■ WHAT YOU NEED TO DO ■
A. In the post about super in Devise controllers, what string does the new action in the parent controller print?
B. From the post about super in Devise controllers, set down word for word the part that opens with the words containing "Ok so I think" and closes with "what you've written.".

■ QUOTED PASSAGE ■
- - - - - - -

Ok so I think I get what super does
standalone. Basically in Devise, if Users::RegistrationsController < Devise::RegistrationsController
, then on any action, having a super
will first call the logic for that same named action in the parent Devise::RegistrationsController
, before then calling what you've written.
In other words...
class Devise::RegistrationsController
def new
puts "this is in the parent controller"
end
end
class Users::RegistrationsController < Devise::RegistrationsController
def new
super
puts "this is in the child controller"
end
end
# Output if users#new is run would be:
# => "this is in the parent controller"
# => "this is in the child controller"
# If super were reversed, and the code looked like this
# class Users::RegistrationsController < Devise::RegistrationsController
# def new
# puts "this is in the child controller"
# super
# end
# end
# Then output if users#new is run would be:
# => "this is in the child controller"
# => "this is in the parent controller"
What I'm curious about is that I've seen some people do this:
class Users::RegistrationsController < Devise::RegistrationsController
def new
super do |user|
puts "something"

- - - - - - -

■ Stored data entry listing ■

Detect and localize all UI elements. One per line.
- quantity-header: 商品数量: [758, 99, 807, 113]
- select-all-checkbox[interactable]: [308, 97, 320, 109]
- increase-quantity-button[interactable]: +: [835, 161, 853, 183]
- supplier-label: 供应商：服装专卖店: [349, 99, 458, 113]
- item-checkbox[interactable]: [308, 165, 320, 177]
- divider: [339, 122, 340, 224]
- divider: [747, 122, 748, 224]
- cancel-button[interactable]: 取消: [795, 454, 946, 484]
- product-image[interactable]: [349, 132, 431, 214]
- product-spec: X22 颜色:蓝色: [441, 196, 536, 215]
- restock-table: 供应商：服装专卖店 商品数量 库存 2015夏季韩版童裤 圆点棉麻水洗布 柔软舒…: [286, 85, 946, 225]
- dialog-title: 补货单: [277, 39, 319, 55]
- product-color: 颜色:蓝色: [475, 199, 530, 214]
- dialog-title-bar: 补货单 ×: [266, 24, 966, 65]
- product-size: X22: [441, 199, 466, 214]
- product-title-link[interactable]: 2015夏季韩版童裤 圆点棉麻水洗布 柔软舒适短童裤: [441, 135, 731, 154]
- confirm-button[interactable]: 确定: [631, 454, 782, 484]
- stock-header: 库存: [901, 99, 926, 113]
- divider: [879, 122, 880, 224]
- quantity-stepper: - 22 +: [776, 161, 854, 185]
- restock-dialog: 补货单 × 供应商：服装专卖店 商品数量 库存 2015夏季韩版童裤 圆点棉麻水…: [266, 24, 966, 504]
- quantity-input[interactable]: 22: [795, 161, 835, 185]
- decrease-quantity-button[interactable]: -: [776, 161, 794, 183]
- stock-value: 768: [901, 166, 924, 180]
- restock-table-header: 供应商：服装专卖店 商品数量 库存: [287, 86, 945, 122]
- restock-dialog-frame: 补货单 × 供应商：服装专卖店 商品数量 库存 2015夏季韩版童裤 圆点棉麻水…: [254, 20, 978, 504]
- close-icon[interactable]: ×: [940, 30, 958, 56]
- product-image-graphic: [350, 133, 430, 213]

- - - - - - -

■ RESPONSES IN ORDER ■
A. It prints "this is in the parent controller".

B.
Ok so I think I get what super does
standalone. Basically in Devise, if Users::RegistrationsController < Devise::RegistrationsController
, then on any action, having a super
will first call the logic for that same named action in the parent Devise::RegistrationsController
, before then calling what you've written.